* **GOAL OF THE EXERCISE**: Lines containing the word "andere" are to be located and copied.

* **LISTED ENTRIES**:
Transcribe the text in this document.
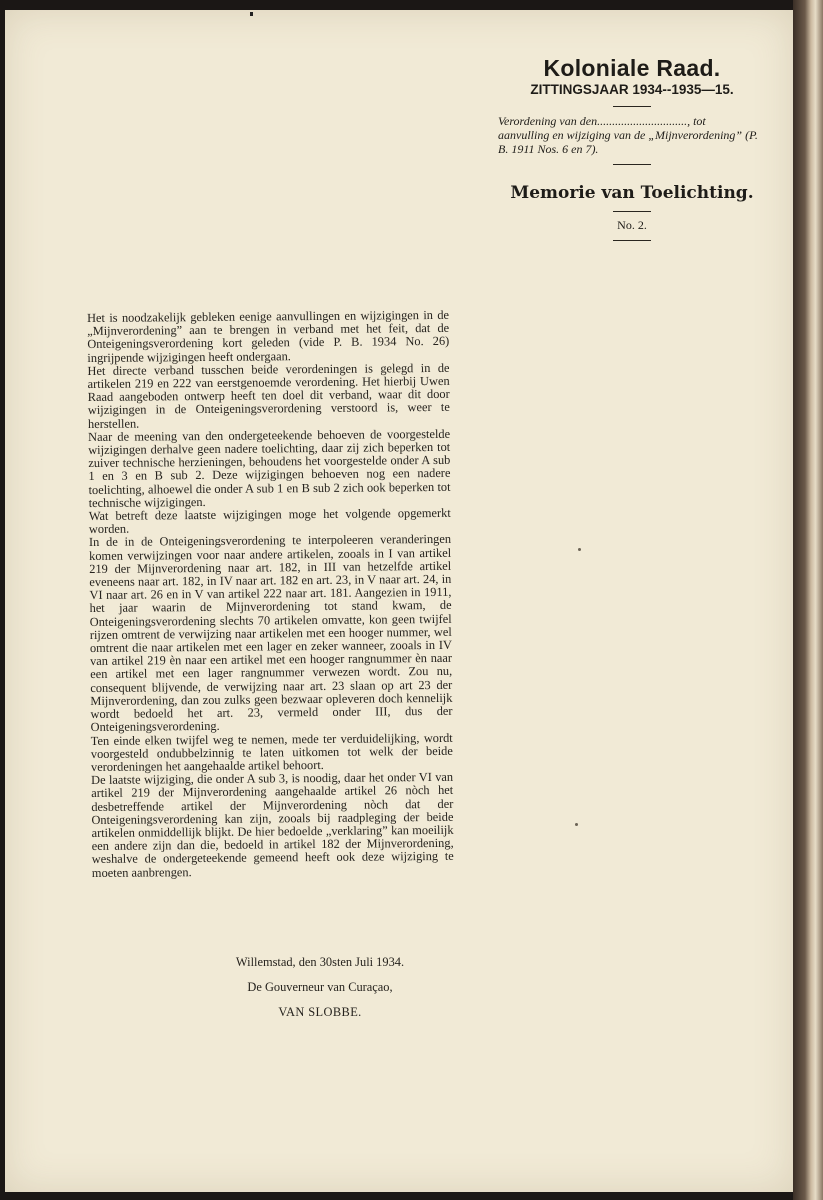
Koloniale Raad.
ZITTINGSJAAR 1934--1935—15.
Verordening van den.............................., tot aanvulling en wijziging van de „Mijnverordening” (P. B. 1911 Nos. 6 en 7).
Memorie van Toelichting.
No. 2.

Het is noodzakelijk gebleken eenige aanvullingen en wijzigingen in de „Mijnverordening” aan te brengen in verband met het feit, dat de Onteigeningsverordening kort geleden (vide P. B. 1934 No. 26) ingrijpende wijzigingen heeft ondergaan.

Het directe verband tusschen beide verordeningen is gelegd in de artikelen 219 en 222 van eerstgenoemde verordening. Het hierbij Uwen Raad aangeboden ontwerp heeft ten doel dit verband, waar dit door wijzigingen in de Onteigeningsverordening verstoord is, weer te herstellen.

Naar de meening van den ondergeteekende behoeven de voorgestelde wijzigingen derhalve geen nadere toelichting, daar zij zich beperken tot zuiver technische herzieningen, behoudens het voorgestelde onder A sub 1 en 3 en B sub 2. Deze wijzigingen behoeven nog een nadere toelichting, alhoewel die onder A sub 1 en B sub 2 zich ook beperken tot technische wijzigingen.

Wat betreft deze laatste wijzigingen moge het volgende opgemerkt worden.

In de in de Onteigeningsverordening te interpoleeren veranderingen komen verwijzingen voor naar andere artikelen, zooals in I van artikel 219 der Mijnverordening naar art. 182, in III van hetzelfde artikel eveneens naar art. 182, in IV naar art. 182 en art. 23, in V naar art. 24, in VI naar art. 26 en in V van artikel 222 naar art. 181. Aangezien in 1911, het jaar waarin de Mijnverordening tot stand kwam, de Onteigeningsverordening slechts 70 artikelen omvatte, kon geen twijfel rijzen omtrent de verwijzing naar artikelen met een hooger nummer, wel omtrent die naar artikelen met een lager en zeker wanneer, zooals in IV van artikel 219 èn naar een artikel met een hooger rangnummer èn naar een artikel met een lager rangnummer verwezen wordt. Zou nu, consequent blijvende, de verwijzing naar art. 23 slaan op art 23 der Mijnverordening, dan zou zulks geen bezwaar opleveren doch kennelijk wordt bedoeld het art. 23, vermeld onder III, dus der Onteigeningsverordening.

Ten einde elken twijfel weg te nemen, mede ter verduidelijking, wordt voorgesteld ondubbelzinnig te laten uitkomen tot welk der beide verordeningen het aangehaalde artikel behoort.

De laatste wijziging, die onder A sub 3, is noodig, daar het onder VI van artikel 219 der Mijnverordening aangehaalde artikel 26 nòch het desbetreffende artikel der Mijnverordening nòch dat der Onteigeningsverordening kan zijn, zooals bij raadpleging der beide artikelen onmiddellijk blijkt. De hier bedoelde „verklaring” kan moeilijk een andere zijn dan die, bedoeld in artikel 182 der Mijnverordening, weshalve de ondergeteekende gemeend heeft ook deze wijziging te moeten aanbrengen.

Willemstad, den 30sten Juli 1934.
De Gouverneur van Curaçao,
VAN SLOBBE.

* **CORRECT RESULT**:
In de in de Onteigeningsverordening te interpoleeren veranderingen komen verwijzingen voor naar andere artikelen, zooals in I van artikel 219 der Mijnverordening naar art. 182, in III van hetzelfde artikel eveneens naar art. 182, in IV naar art. 182 en art. 23, in V naar art. 24, in VI naar art. 26 en in V van artikel 222 naar art. 181. Aangezien in 1911, het jaar waarin de Mijnverordening tot stand kwam, de Onteigeningsverordening slechts 70 artikelen omvatte, kon geen twijfel rijzen omtrent de verwijzing naar artikelen met een hooger nummer, wel omtrent die naar artikelen met een lager en zeker wanneer, zooals in IV van artikel 219 èn naar een artikel met een hooger rangnummer èn naar een artikel met een lager rangnummer verwezen wordt. Zou nu, consequent blijvende, de verwijzing naar art. 23 slaan op art 23 der Mijnverordening, dan zou zulks geen bezwaar opleveren doch kennelijk wordt bedoeld het art. 23, vermeld onder III, dus der Onteigeningsverordening.
De laatste wijziging, die onder A sub 3, is noodig, daar het onder VI van artikel 219 der Mijnverordening aangehaalde artikel 26 nòch het desbetreffende artikel der Mijnverordening nòch dat der Onteigeningsverordening kan zijn, zooals bij raadpleging der beide artikelen onmiddellijk blijkt. De hier bedoelde „verklaring” kan moeilijk een andere zijn dan die, bedoeld in artikel 182 der Mijnverordening, weshalve de ondergeteekende gemeend heeft ook deze wijziging te moeten aanbrengen.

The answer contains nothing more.